→ **Task prompt**
Extract the complete listing and output it unchanged.

→ **Material**
-=-=-=-=-
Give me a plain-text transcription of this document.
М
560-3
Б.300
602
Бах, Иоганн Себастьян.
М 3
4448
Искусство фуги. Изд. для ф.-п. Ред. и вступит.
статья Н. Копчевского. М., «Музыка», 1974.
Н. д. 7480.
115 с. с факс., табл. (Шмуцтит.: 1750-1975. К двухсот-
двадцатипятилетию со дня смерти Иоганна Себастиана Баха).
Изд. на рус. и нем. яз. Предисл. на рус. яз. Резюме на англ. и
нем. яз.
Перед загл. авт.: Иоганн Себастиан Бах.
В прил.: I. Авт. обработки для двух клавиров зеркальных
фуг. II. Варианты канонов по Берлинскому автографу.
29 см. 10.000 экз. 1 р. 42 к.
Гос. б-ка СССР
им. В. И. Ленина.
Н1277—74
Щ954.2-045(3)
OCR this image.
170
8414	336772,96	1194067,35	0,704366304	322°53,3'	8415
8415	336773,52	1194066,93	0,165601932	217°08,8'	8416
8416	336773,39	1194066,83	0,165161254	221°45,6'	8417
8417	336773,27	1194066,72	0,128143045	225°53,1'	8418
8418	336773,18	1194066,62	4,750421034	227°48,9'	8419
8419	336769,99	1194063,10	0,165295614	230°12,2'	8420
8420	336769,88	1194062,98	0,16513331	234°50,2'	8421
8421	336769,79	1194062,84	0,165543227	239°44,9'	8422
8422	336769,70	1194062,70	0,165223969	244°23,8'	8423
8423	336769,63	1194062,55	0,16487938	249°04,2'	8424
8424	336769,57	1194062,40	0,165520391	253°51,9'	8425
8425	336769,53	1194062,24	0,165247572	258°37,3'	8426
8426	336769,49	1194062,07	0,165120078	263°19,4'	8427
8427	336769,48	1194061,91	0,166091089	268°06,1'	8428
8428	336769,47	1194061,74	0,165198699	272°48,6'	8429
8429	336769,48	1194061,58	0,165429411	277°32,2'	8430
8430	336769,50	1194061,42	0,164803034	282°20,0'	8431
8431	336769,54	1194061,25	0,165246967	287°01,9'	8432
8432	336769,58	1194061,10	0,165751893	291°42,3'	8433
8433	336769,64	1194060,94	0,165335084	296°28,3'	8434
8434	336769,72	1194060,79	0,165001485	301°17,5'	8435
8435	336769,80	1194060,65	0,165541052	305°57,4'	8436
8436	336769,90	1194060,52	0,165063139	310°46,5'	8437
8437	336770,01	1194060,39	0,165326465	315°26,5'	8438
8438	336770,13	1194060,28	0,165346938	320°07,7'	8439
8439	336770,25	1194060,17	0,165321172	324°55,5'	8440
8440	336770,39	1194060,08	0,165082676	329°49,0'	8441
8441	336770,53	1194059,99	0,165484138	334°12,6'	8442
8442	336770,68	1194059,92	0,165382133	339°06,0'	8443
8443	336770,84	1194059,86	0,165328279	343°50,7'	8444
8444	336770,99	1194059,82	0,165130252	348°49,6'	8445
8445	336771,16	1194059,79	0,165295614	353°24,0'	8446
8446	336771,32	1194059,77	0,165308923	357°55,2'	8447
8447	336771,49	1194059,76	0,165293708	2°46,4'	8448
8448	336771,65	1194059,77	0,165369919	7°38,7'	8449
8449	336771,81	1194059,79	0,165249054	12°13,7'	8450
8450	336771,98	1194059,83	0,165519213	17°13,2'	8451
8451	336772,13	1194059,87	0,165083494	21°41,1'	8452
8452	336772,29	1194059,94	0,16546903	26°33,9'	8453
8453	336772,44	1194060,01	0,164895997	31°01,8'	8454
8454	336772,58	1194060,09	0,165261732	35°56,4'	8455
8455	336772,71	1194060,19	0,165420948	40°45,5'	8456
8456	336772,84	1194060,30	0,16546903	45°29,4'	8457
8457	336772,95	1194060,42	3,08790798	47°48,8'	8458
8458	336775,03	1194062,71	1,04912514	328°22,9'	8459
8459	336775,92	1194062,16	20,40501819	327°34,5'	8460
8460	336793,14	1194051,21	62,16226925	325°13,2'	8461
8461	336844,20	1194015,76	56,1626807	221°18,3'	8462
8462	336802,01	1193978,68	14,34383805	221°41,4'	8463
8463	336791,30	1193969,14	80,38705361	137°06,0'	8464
-=-=-=-=-
→ **Problem solution**
Give me a plain-text transcription of this document.
М
560-3
Б.300
602
Бах, Иоганн Себастьян.
М 3
4448
Искусство фуги. Изд. для ф.-п. Ред. и вступит.
статья Н. Копчевского. М., «Музыка», 1974.
Н. д. 7480.
115 с. с факс., табл. (Шмуцтит.: 1750-1975. К двухсот-
двадцатипятилетию со дня смерти Иоганна Себастиана Баха).
Изд. на рус. и нем. яз. Предисл. на рус. яз. Резюме на англ. и
нем. яз.
Перед загл. авт.: Иоганн Себастиан Бах.
В прил.: I. Авт. обработки для двух клавиров зеркальных
фуг. II. Варианты канонов по Берлинскому автографу.
29 см. 10.000 экз. 1 р. 42 к.
Гос. б-ка СССР
им. В. И. Ленина.
Н1277—74
Щ954.2-045(3)
OCR this image.
170
8414	336772,96	1194067,35	0,704366304	322°53,3'	8415
8415	336773,52	1194066,93	0,165601932	217°08,8'	8416
8416	336773,39	1194066,83	0,165161254	221°45,6'	8417
8417	336773,27	1194066,72	0,128143045	225°53,1'	8418
8418	336773,18	1194066,62	4,750421034	227°48,9'	8419
8419	336769,99	1194063,10	0,165295614	230°12,2'	8420
8420	336769,88	1194062,98	0,16513331	234°50,2'	8421
8421	336769,79	1194062,84	0,165543227	239°44,9'	8422
8422	336769,70	1194062,70	0,165223969	244°23,8'	8423
8423	336769,63	1194062,55	0,16487938	249°04,2'	8424
8424	336769,57	1194062,40	0,165520391	253°51,9'	8425
8425	336769,53	1194062,24	0,165247572	258°37,3'	8426
8426	336769,49	1194062,07	0,165120078	263°19,4'	8427
8427	336769,48	1194061,91	0,166091089	268°06,1'	8428
8428	336769,47	1194061,74	0,165198699	272°48,6'	8429
8429	336769,48	1194061,58	0,165429411	277°32,2'	8430
8430	336769,50	1194061,42	0,164803034	282°20,0'	8431
8431	336769,54	1194061,25	0,165246967	287°01,9'	8432
8432	336769,58	1194061,10	0,165751893	291°42,3'	8433
8433	336769,64	1194060,94	0,165335084	296°28,3'	8434
8434	336769,72	1194060,79	0,165001485	301°17,5'	8435
8435	336769,80	1194060,65	0,165541052	305°57,4'	8436
8436	336769,90	1194060,52	0,165063139	310°46,5'	8437
8437	336770,01	1194060,39	0,165326465	315°26,5'	8438
8438	336770,13	1194060,28	0,165346938	320°07,7'	8439
8439	336770,25	1194060,17	0,165321172	324°55,5'	8440
8440	336770,39	1194060,08	0,165082676	329°49,0'	8441
8441	336770,53	1194059,99	0,165484138	334°12,6'	8442
8442	336770,68	1194059,92	0,165382133	339°06,0'	8443
8443	336770,84	1194059,86	0,165328279	343°50,7'	8444
8444	336770,99	1194059,82	0,165130252	348°49,6'	8445
8445	336771,16	1194059,79	0,165295614	353°24,0'	8446
8446	336771,32	1194059,77	0,165308923	357°55,2'	8447
8447	336771,49	1194059,76	0,165293708	2°46,4'	8448
8448	336771,65	1194059,77	0,165369919	7°38,7'	8449
8449	336771,81	1194059,79	0,165249054	12°13,7'	8450
8450	336771,98	1194059,83	0,165519213	17°13,2'	8451
8451	336772,13	1194059,87	0,165083494	21°41,1'	8452
8452	336772,29	1194059,94	0,16546903	26°33,9'	8453
8453	336772,44	1194060,01	0,164895997	31°01,8'	8454
8454	336772,58	1194060,09	0,165261732	35°56,4'	8455
8455	336772,71	1194060,19	0,165420948	40°45,5'	8456
8456	336772,84	1194060,30	0,16546903	45°29,4'	8457
8457	336772,95	1194060,42	3,08790798	47°48,8'	8458
8458	336775,03	1194062,71	1,04912514	328°22,9'	8459
8459	336775,92	1194062,16	20,40501819	327°34,5'	8460
8460	336793,14	1194051,21	62,16226925	325°13,2'	8461
8461	336844,20	1194015,76	56,1626807	221°18,3'	8462
8462	336802,01	1193978,68	14,34383805	221°41,4'	8463
8463	336791,30	1193969,14	80,38705361	137°06,0'	8464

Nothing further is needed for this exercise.